A Christian is one who has been justified by Christ dying on the cross for their sin. Justification—by which we mean God’s forgiveness of our sinful past together with His acceptance for the future—is the primary and fundamental blessing of salvation because it meets our primary spiritual need. We all stand by nature under God’s judgment; so we need the forgiveness of our sins and assurance of a restored relationship with God more than we need anything else in the world; and this the gospel offers us before it offers us anything else.
As wonderful as justification is, God doesn’t stop there, but he adopts us as his children! Sonship to God, or in other words adoption, is not a universal status into which everyone enters by natural birth, but a supernatural gift which one receives through receiving Jesus. “No one comes to the Father”—is acknowledged by God as a child— “except through me” (John 14:6). Sonship to God, then, is a gift of grace. It is not a natural but an adoptive sonship. Salvation is not just one transaction, but a life lived with God.
The Father’s Love
Take a moment to imagine God the Father thinking about you. What do you assume God feels when you come to His mind?
Many assume God feels disappointment or frustration, while others assume nothing specific at all. Regardless of what you might think, the reality is that when God thinks of you, a smile comes to His face, love swells in His heart as He takes great delight in you! (Zeph 3:17) Our Father God longs for you. God knows you are a sinner, but He sees you through the eyes of love and your sins do not reduce His love for you. What a difference it makes when you realize that God delights in you!
A great illustration of this love of God is floating in water. The key to floating is not skill, but laying back and letting go of our instinct to thrash about. It is only when we let go and put our full weight on the water that we discover that we are supported. We are surrounded by the river of our Father’s love, and we float without having to do anything because we are supported and carried by His love!
The roots and foundations of our Christian lives are in this love of God (Eph 3:17). The fact that you are deeply and extravagantly loved by the Father is the core of your identity and the foundation of Christian spirituality.
The Benefits of Being a Child of God
To those who are Christ’s, the holy God is a loving Father: they belong to his family and may approach Him without fear and always be sure of His fatherly concern and care. This is the heart of the New Testament message. There are endless blessings we receive as the children of God, but here are just a few:
1. Intimacy
The heart of the New Testament, adoption, is a family idea conceived in terms of love and with God as Father. In adoption, God takes us into His family and fellowship--He establishes us as his children and heirs. Closeness, affection and generosity are at the heart of this relationship. To be right with God the Judge is a great thing, but to be loved and cared for by the Father is greater.
There is a great difference between a servant and a friend, and also between that of a servant and a son. Jesus says that a closer and dearer intimacy than that of a master and servant exists between Him and his people: “Henceforth I call you not servants: for the servant knows not what his Lord does: but I have called you friends” (John 15:15). Then, still an even closer and dearer relation exists due to adoption; for “you are no more a servant, but a son, and an heir of God through Christ” (Gal 4:7).

■ SUPPLIED DATA:
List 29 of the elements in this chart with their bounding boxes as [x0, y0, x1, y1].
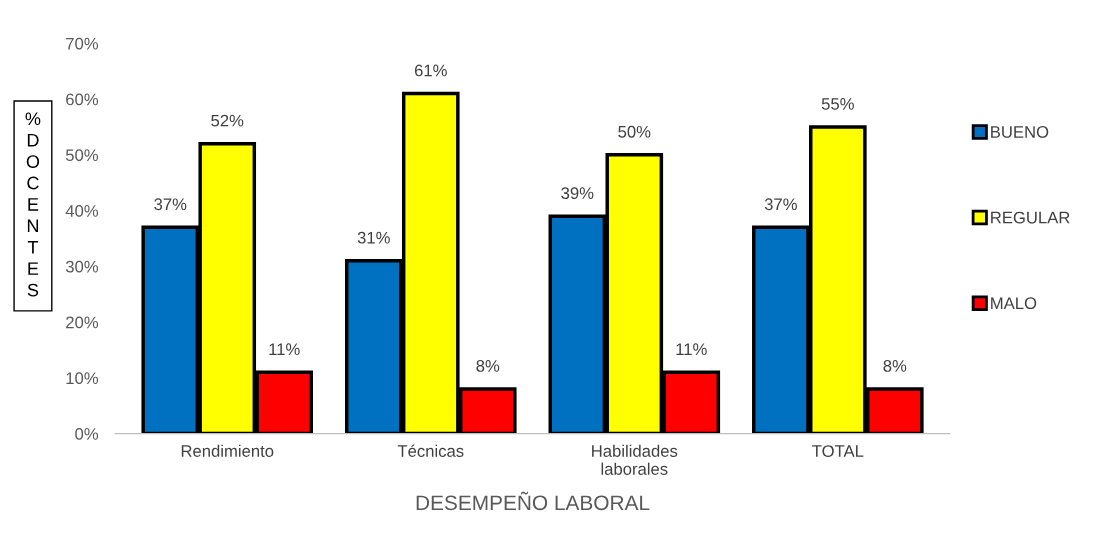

■ THINGS TO DO:
(1) Answer from the passage on adoption as God's children:
(a) How does the passage define justification?
(b) What does it give as the key to floating?
(c) Which verse does it cite for "you are no more a servant, but a son, and an heir of God through Christ"?
(2) Repeat the passage on adoption word for word, from "A great illustration" to "of Christian spirituality.".
Rely on the passage about adoption as God's children alone, not on the material.

■ RESPONSE LIST:
(1)
(a) God's forgiveness of our sinful past together with His acceptance for the future.
(b) Not skill, but laying back and letting go of our instinct to thrash about.
(c) Gal 4:7.

(2)
A great illustration of this love of God is floating in water. The key to floating is not skill, but laying back and letting go of our instinct to thrash about. It is only when we let go and put our full weight on the water that we discover that we are supported. We are surrounded by the river of our Father’s love, and we float without having to do anything because we are supported and carried by His love!
The roots and foundations of our Christian lives are in this love of God (Eph 3:17). The fact that you are deeply and extravagantly loved by the Father is the core of your identity and the foundation of Christian spirituality.